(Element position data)
************
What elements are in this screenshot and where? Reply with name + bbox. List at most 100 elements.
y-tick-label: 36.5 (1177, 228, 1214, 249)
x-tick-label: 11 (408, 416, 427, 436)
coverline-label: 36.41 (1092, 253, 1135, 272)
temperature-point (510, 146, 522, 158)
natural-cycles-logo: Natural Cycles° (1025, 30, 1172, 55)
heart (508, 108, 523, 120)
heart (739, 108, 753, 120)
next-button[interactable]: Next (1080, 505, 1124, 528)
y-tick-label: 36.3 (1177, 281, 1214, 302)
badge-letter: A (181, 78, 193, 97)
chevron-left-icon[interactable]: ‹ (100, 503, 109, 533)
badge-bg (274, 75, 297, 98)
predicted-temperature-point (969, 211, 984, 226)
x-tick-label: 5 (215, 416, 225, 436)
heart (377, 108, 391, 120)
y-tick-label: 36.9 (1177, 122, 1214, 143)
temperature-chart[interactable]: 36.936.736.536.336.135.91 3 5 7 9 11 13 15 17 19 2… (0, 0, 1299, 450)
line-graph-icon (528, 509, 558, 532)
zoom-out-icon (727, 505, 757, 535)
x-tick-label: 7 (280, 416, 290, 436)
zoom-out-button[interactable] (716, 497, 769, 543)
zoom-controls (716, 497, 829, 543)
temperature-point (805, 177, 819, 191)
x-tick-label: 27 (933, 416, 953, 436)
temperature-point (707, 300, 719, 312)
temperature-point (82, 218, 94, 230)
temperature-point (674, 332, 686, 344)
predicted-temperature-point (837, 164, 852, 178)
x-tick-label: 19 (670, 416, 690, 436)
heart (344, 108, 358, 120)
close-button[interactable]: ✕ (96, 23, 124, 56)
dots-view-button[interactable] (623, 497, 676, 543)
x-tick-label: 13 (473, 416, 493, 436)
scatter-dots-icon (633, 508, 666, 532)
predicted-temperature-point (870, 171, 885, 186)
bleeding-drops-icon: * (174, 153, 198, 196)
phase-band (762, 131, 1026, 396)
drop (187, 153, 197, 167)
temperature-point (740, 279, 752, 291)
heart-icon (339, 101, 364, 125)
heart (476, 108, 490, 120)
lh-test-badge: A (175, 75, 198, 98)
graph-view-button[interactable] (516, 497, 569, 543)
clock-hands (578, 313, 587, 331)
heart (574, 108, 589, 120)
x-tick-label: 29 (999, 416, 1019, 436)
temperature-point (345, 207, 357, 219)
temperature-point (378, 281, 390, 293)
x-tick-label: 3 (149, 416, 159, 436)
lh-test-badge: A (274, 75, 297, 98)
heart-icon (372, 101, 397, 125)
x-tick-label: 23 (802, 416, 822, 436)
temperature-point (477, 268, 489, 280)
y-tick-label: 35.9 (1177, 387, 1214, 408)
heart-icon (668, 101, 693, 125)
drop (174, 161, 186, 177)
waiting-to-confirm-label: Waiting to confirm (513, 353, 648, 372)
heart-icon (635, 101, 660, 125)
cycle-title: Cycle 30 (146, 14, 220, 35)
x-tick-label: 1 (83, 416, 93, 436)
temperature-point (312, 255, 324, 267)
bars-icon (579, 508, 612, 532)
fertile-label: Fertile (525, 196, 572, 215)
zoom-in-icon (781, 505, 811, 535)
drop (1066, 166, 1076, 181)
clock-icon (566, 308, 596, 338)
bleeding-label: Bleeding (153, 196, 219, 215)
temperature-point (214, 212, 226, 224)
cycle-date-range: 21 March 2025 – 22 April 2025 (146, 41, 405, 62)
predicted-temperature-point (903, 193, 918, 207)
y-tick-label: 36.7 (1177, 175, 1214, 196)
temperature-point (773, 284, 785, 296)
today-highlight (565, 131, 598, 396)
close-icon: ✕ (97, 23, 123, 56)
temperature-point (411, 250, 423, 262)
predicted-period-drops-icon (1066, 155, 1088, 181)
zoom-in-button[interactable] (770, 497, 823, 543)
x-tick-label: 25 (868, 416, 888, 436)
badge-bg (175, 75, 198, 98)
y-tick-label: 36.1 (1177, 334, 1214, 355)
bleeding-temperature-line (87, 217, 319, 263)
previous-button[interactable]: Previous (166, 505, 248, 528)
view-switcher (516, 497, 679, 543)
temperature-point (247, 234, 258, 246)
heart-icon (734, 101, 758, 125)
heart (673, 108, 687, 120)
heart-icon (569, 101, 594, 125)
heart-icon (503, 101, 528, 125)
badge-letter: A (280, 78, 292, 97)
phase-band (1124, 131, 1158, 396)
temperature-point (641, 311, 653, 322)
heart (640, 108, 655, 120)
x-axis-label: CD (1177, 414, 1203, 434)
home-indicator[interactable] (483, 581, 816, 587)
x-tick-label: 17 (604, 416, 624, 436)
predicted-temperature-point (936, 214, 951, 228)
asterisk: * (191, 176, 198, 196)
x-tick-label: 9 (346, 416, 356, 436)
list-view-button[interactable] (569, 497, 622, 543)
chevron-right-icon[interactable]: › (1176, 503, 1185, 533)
************
**WHAT THE TASK REQUIRES:** Copy out every item above line for line, with no changes.

**SOLUTION TO THE EXERCISE:**
What elements are in this screenshot and where? Reply with name + bbox. List at most 100 elements.
y-tick-label: 36.5 (1177, 228, 1214, 249)
x-tick-label: 11 (408, 416, 427, 436)
coverline-label: 36.41 (1092, 253, 1135, 272)
temperature-point (510, 146, 522, 158)
natural-cycles-logo: Natural Cycles° (1025, 30, 1172, 55)
heart (508, 108, 523, 120)
heart (739, 108, 753, 120)
next-button[interactable]: Next (1080, 505, 1124, 528)
y-tick-label: 36.3 (1177, 281, 1214, 302)
badge-letter: A (181, 78, 193, 97)
chevron-left-icon[interactable]: ‹ (100, 503, 109, 533)
badge-bg (274, 75, 297, 98)
predicted-temperature-point (969, 211, 984, 226)
x-tick-label: 5 (215, 416, 225, 436)
heart (377, 108, 391, 120)
y-tick-label: 36.9 (1177, 122, 1214, 143)
temperature-chart[interactable]: 36.936.736.536.336.135.91 3 5 7 9 11 13 15 17 19 2… (0, 0, 1299, 450)
line-graph-icon (528, 509, 558, 532)
zoom-out-icon (727, 505, 757, 535)
x-tick-label: 7 (280, 416, 290, 436)
zoom-out-button[interactable] (716, 497, 769, 543)
zoom-controls (716, 497, 829, 543)
temperature-point (805, 177, 819, 191)
x-tick-label: 27 (933, 416, 953, 436)
temperature-point (707, 300, 719, 312)
temperature-point (82, 218, 94, 230)
temperature-point (674, 332, 686, 344)
predicted-temperature-point (837, 164, 852, 178)
x-tick-label: 19 (670, 416, 690, 436)
heart (344, 108, 358, 120)
close-button[interactable]: ✕ (96, 23, 124, 56)
dots-view-button[interactable] (623, 497, 676, 543)
x-tick-label: 13 (473, 416, 493, 436)
scatter-dots-icon (633, 508, 666, 532)
predicted-temperature-point (870, 171, 885, 186)
bleeding-drops-icon: * (174, 153, 198, 196)
phase-band (762, 131, 1026, 396)
drop (187, 153, 197, 167)
temperature-point (740, 279, 752, 291)
heart-icon (339, 101, 364, 125)
heart (476, 108, 490, 120)
lh-test-badge: A (175, 75, 198, 98)
graph-view-button[interactable] (516, 497, 569, 543)
clock-hands (578, 313, 587, 331)
heart (574, 108, 589, 120)
x-tick-label: 29 (999, 416, 1019, 436)
temperature-point (345, 207, 357, 219)
temperature-point (378, 281, 390, 293)
x-tick-label: 3 (149, 416, 159, 436)
lh-test-badge: A (274, 75, 297, 98)
heart-icon (372, 101, 397, 125)
x-tick-label: 23 (802, 416, 822, 436)
temperature-point (477, 268, 489, 280)
y-tick-label: 35.9 (1177, 387, 1214, 408)
heart-icon (668, 101, 693, 125)
drop (174, 161, 186, 177)
waiting-to-confirm-label: Waiting to confirm (513, 353, 648, 372)
heart-icon (635, 101, 660, 125)
cycle-title: Cycle 30 (146, 14, 220, 35)
x-tick-label: 1 (83, 416, 93, 436)
temperature-point (312, 255, 324, 267)
bars-icon (579, 508, 612, 532)
fertile-label: Fertile (525, 196, 572, 215)
zoom-in-icon (781, 505, 811, 535)
drop (1066, 166, 1076, 181)
clock-icon (566, 308, 596, 338)
bleeding-label: Bleeding (153, 196, 219, 215)
temperature-point (214, 212, 226, 224)
cycle-date-range: 21 March 2025 – 22 April 2025 (146, 41, 405, 62)
predicted-temperature-point (903, 193, 918, 207)
y-tick-label: 36.7 (1177, 175, 1214, 196)
temperature-point (773, 284, 785, 296)
today-highlight (565, 131, 598, 396)
close-icon: ✕ (97, 23, 123, 56)
temperature-point (411, 250, 423, 262)
predicted-period-drops-icon (1066, 155, 1088, 181)
zoom-in-button[interactable] (770, 497, 823, 543)
x-tick-label: 25 (868, 416, 888, 436)
badge-bg (175, 75, 198, 98)
y-tick-label: 36.1 (1177, 334, 1214, 355)
bleeding-temperature-line (87, 217, 319, 263)
previous-button[interactable]: Previous (166, 505, 248, 528)
view-switcher (516, 497, 679, 543)
temperature-point (247, 234, 258, 246)
heart-icon (734, 101, 758, 125)
heart (673, 108, 687, 120)
heart-icon (569, 101, 594, 125)
heart-icon (503, 101, 528, 125)
badge-letter: A (280, 78, 292, 97)
phase-band (1124, 131, 1158, 396)
temperature-point (641, 311, 653, 322)
heart (640, 108, 655, 120)
x-axis-label: CD (1177, 414, 1203, 434)
home-indicator[interactable] (483, 581, 816, 587)
x-tick-label: 17 (604, 416, 624, 436)
predicted-temperature-point (936, 214, 951, 228)
asterisk: * (191, 176, 198, 196)
x-tick-label: 9 (346, 416, 356, 436)
list-view-button[interactable] (569, 497, 622, 543)
chevron-right-icon[interactable]: › (1176, 503, 1185, 533)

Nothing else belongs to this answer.